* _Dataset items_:
◇ ◇ ◇ ◇ ◇

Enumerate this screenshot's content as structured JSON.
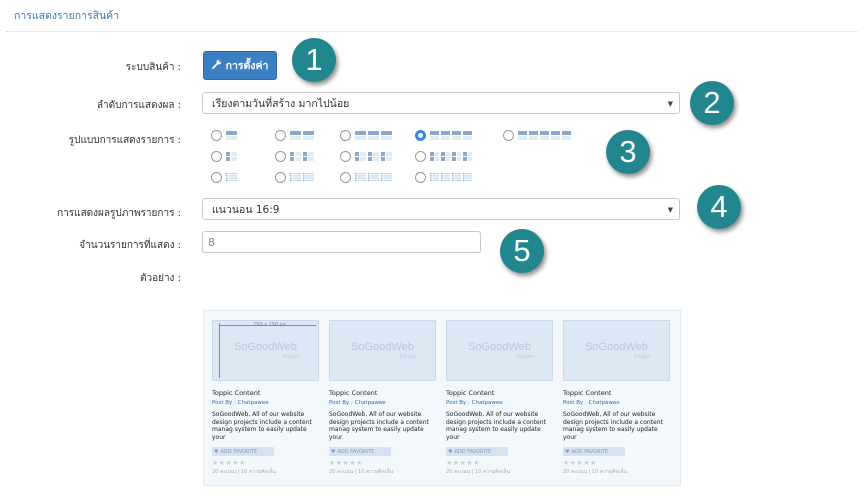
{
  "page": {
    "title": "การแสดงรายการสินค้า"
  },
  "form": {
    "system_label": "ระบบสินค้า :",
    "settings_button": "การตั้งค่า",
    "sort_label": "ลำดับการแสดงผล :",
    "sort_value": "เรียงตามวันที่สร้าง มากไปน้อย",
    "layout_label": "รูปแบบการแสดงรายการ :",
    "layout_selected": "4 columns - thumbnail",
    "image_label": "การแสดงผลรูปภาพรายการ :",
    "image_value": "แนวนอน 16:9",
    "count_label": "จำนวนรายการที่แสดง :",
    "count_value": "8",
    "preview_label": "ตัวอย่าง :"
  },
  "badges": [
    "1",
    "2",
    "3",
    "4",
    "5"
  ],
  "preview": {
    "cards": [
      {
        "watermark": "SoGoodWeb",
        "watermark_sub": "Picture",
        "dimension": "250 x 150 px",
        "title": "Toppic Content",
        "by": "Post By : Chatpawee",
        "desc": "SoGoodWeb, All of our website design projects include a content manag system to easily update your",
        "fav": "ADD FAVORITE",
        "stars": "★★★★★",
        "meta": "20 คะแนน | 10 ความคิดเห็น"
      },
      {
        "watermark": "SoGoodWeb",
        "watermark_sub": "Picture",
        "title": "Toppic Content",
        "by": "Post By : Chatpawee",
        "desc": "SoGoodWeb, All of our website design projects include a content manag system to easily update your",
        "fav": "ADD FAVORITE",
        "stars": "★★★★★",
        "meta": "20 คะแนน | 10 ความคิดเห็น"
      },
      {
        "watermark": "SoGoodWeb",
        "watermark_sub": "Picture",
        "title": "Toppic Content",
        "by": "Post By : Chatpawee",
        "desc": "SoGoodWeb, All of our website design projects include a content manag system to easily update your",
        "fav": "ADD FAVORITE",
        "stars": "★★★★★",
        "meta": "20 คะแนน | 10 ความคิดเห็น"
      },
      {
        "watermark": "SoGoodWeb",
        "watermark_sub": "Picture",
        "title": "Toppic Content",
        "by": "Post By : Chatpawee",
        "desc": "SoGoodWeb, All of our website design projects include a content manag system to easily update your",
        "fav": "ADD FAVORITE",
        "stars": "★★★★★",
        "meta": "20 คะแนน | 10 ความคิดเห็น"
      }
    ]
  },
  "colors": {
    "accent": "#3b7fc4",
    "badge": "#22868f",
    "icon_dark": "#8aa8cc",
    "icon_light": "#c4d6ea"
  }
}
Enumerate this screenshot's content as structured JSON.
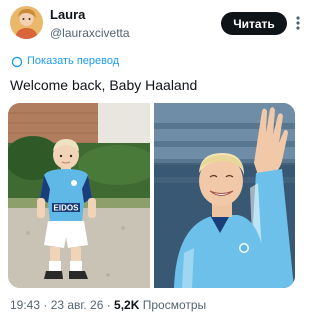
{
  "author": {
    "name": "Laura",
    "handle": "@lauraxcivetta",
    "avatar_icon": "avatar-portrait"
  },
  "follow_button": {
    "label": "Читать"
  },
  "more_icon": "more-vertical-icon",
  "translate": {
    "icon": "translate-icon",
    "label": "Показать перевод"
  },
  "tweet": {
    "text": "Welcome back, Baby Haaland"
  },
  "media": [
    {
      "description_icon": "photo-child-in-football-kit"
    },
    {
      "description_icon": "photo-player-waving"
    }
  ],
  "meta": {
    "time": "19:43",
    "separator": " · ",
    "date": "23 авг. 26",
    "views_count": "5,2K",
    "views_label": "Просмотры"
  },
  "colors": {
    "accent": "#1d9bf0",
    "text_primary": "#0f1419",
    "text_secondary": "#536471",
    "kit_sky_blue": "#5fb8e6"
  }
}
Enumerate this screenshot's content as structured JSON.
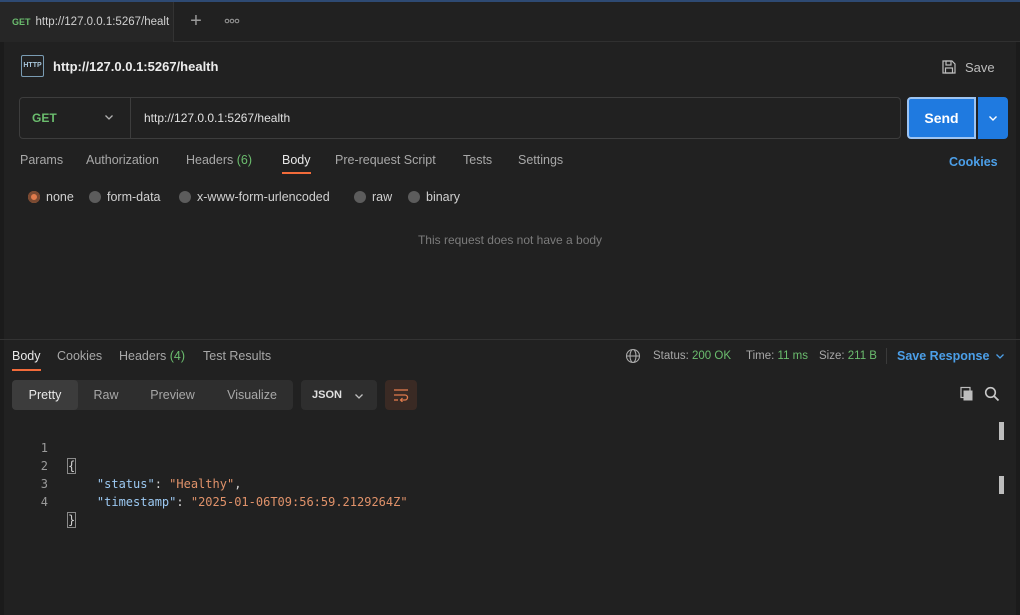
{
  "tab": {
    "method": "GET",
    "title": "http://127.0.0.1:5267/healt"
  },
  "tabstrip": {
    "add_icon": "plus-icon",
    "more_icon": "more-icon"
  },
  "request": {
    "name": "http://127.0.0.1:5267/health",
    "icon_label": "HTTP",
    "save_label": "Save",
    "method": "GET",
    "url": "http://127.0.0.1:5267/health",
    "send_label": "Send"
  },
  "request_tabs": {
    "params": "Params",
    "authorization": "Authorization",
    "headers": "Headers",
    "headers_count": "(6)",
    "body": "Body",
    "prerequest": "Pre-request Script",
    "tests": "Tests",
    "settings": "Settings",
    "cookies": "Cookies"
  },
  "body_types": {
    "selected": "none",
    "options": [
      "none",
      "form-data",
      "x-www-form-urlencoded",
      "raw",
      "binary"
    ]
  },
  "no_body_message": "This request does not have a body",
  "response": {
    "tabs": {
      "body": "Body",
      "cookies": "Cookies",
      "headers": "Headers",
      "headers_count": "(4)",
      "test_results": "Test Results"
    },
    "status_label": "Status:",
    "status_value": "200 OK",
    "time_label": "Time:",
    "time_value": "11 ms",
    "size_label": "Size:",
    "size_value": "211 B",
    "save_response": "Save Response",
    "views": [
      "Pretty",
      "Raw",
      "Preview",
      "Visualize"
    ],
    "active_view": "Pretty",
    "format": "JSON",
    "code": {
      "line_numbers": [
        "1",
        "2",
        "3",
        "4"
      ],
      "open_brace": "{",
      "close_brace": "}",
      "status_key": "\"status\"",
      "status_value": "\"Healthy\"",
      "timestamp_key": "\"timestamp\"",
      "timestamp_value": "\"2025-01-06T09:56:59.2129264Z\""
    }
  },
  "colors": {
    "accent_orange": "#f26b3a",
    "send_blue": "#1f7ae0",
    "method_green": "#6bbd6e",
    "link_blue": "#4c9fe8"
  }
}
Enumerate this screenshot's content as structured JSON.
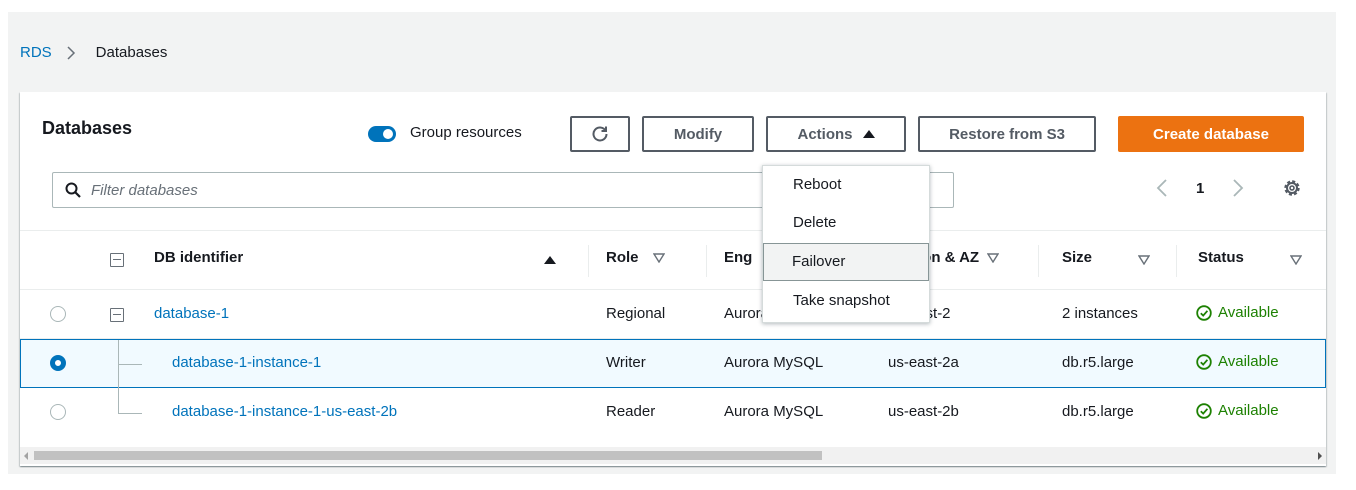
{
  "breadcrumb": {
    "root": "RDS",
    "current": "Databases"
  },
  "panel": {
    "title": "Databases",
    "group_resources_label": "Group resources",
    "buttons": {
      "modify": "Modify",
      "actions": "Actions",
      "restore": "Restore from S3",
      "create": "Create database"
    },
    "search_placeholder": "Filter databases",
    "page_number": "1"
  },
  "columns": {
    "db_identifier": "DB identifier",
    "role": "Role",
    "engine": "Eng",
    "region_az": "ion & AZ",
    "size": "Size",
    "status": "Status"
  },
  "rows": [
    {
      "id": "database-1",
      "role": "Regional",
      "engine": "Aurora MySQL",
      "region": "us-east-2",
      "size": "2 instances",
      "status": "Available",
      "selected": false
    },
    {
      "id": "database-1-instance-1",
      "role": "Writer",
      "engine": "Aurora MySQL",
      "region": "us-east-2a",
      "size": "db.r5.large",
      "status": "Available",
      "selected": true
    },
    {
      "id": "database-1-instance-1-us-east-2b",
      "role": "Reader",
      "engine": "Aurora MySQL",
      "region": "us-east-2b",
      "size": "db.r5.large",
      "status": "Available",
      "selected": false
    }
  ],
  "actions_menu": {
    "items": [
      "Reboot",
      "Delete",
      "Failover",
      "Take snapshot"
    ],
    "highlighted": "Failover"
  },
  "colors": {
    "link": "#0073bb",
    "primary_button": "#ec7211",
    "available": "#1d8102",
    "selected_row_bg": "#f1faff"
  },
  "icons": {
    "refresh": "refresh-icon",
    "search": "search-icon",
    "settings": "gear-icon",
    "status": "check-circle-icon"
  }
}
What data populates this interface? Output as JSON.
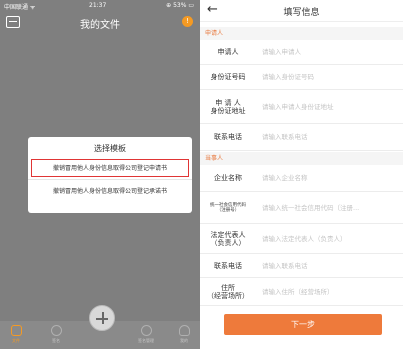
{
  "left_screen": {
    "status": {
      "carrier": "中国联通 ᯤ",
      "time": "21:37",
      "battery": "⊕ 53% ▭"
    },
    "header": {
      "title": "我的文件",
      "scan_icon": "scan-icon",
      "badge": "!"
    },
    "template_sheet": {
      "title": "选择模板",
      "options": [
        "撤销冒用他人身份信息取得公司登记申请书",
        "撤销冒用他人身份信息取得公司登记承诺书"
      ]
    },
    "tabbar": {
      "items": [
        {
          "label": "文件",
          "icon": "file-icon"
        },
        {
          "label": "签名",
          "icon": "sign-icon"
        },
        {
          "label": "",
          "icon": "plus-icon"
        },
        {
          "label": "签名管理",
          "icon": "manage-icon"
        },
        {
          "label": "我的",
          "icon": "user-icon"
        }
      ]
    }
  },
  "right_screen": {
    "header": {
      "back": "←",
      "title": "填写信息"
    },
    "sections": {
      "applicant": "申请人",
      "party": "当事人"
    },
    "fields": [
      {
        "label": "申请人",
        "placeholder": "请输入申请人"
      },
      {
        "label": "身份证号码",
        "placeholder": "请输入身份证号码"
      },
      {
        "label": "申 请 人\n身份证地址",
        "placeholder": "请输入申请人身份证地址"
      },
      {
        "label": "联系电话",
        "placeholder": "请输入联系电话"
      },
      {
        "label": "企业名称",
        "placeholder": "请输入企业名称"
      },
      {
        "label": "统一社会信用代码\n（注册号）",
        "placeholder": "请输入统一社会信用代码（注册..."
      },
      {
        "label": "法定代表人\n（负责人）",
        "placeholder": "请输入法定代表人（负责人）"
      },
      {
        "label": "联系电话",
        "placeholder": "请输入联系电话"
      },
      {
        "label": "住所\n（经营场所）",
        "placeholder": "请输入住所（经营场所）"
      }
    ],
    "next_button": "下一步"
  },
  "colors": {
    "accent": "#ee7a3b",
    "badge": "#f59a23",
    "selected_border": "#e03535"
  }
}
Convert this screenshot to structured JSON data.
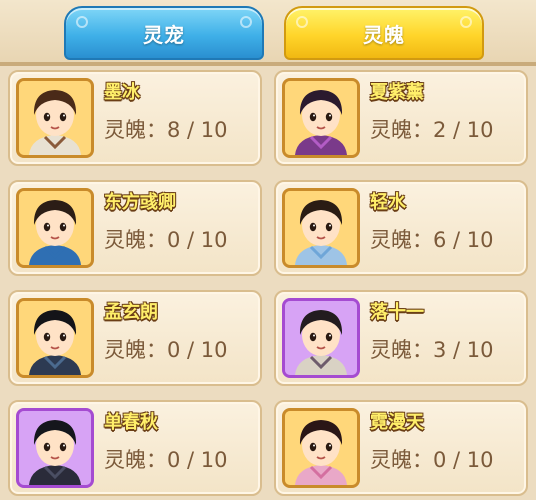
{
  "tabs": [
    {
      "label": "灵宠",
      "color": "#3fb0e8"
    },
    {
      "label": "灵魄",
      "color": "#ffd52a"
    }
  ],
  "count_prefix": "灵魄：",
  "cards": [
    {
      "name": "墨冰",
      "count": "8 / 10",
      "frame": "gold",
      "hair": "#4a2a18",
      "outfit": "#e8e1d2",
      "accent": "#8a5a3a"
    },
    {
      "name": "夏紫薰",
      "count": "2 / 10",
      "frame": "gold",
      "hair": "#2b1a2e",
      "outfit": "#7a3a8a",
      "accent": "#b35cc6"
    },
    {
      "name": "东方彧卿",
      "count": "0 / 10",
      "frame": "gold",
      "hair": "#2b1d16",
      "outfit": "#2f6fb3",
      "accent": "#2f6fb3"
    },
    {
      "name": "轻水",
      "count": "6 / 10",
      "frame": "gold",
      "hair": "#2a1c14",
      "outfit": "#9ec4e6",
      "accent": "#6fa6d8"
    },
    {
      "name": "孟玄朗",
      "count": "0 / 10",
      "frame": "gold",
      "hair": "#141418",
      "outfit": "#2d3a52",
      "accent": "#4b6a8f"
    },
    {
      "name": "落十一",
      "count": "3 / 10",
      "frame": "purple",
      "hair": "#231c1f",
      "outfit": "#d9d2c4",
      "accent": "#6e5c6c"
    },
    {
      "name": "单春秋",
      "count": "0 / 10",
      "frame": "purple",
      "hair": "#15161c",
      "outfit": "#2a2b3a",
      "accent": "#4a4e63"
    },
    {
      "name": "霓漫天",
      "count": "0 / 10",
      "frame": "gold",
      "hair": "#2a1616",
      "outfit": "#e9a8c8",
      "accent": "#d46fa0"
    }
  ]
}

◇ ◇ ◇ ◇ ◇

* _TASK DESCRIPTION_: Omit the pictures, then extract verbatim only those lines that fall between the line containing "Convert this screenshot" and the final line of the records above, both included.

* _TASK RESULT_:
Convert this screenshot to structured JSON data.
{
  "tabs": [
    {
      "label": "灵宠",
      "color": "#3fb0e8"
    },
    {
      "label": "灵魄",
      "color": "#ffd52a"
    }
  ],
  "count_prefix": "灵魄：",
  "cards": [
    {
      "name": "墨冰",
      "count": "8 / 10",
      "frame": "gold",
      "hair": "#4a2a18",
      "outfit": "#e8e1d2",
      "accent": "#8a5a3a"
    },
    {
      "name": "夏紫薰",
      "count": "2 / 10",
      "frame": "gold",
      "hair": "#2b1a2e",
      "outfit": "#7a3a8a",
      "accent": "#b35cc6"
    },
    {
      "name": "东方彧卿",
      "count": "0 / 10",
      "frame": "gold",
      "hair": "#2b1d16",
      "outfit": "#2f6fb3",
      "accent": "#2f6fb3"
    },
    {
      "name": "轻水",
      "count": "6 / 10",
      "frame": "gold",
      "hair": "#2a1c14",
      "outfit": "#9ec4e6",
      "accent": "#6fa6d8"
    },
    {
      "name": "孟玄朗",
      "count": "0 / 10",
      "frame": "gold",
      "hair": "#141418",
      "outfit": "#2d3a52",
      "accent": "#4b6a8f"
    },
    {
      "name": "落十一",
      "count": "3 / 10",
      "frame": "purple",
      "hair": "#231c1f",
      "outfit": "#d9d2c4",
      "accent": "#6e5c6c"
    },
    {
      "name": "单春秋",
      "count": "0 / 10",
      "frame": "purple",
      "hair": "#15161c",
      "outfit": "#2a2b3a",
      "accent": "#4a4e63"
    },
    {
      "name": "霓漫天",
      "count": "0 / 10",
      "frame": "gold",
      "hair": "#2a1616",
      "outfit": "#e9a8c8",
      "accent": "#d46fa0"
    }
  ]
}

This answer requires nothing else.